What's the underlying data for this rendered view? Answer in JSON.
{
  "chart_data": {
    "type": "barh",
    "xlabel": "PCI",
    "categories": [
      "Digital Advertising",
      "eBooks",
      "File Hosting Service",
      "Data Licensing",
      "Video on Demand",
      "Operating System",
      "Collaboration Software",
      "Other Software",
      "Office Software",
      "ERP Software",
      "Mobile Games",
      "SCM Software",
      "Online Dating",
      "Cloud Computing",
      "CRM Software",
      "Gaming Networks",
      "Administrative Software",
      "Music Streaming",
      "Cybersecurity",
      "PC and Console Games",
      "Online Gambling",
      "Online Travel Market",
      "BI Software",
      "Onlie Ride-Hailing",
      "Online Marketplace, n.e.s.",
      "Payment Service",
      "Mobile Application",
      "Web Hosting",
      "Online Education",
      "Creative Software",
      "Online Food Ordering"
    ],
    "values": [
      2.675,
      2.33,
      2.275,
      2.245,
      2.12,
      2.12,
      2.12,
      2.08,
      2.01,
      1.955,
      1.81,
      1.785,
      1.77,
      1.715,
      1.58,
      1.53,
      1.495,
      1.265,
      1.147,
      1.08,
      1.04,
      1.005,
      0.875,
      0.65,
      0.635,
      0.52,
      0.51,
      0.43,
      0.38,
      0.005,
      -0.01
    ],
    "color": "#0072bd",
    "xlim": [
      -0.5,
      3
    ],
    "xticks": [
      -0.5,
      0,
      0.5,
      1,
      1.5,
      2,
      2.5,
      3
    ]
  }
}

## To be done:
Extract, word for word, each line of the listing above.

## Written reply:
What's the underlying data for this rendered view? Answer in JSON.
{
  "chart_data": {
    "type": "barh",
    "xlabel": "PCI",
    "categories": [
      "Digital Advertising",
      "eBooks",
      "File Hosting Service",
      "Data Licensing",
      "Video on Demand",
      "Operating System",
      "Collaboration Software",
      "Other Software",
      "Office Software",
      "ERP Software",
      "Mobile Games",
      "SCM Software",
      "Online Dating",
      "Cloud Computing",
      "CRM Software",
      "Gaming Networks",
      "Administrative Software",
      "Music Streaming",
      "Cybersecurity",
      "PC and Console Games",
      "Online Gambling",
      "Online Travel Market",
      "BI Software",
      "Onlie Ride-Hailing",
      "Online Marketplace, n.e.s.",
      "Payment Service",
      "Mobile Application",
      "Web Hosting",
      "Online Education",
      "Creative Software",
      "Online Food Ordering"
    ],
    "values": [
      2.675,
      2.33,
      2.275,
      2.245,
      2.12,
      2.12,
      2.12,
      2.08,
      2.01,
      1.955,
      1.81,
      1.785,
      1.77,
      1.715,
      1.58,
      1.53,
      1.495,
      1.265,
      1.147,
      1.08,
      1.04,
      1.005,
      0.875,
      0.65,
      0.635,
      0.52,
      0.51,
      0.43,
      0.38,
      0.005,
      -0.01
    ],
    "color": "#0072bd",
    "xlim": [
      -0.5,
      3
    ],
    "xticks": [
      -0.5,
      0,
      0.5,
      1,
      1.5,
      2,
      2.5,
      3
    ]
  }
}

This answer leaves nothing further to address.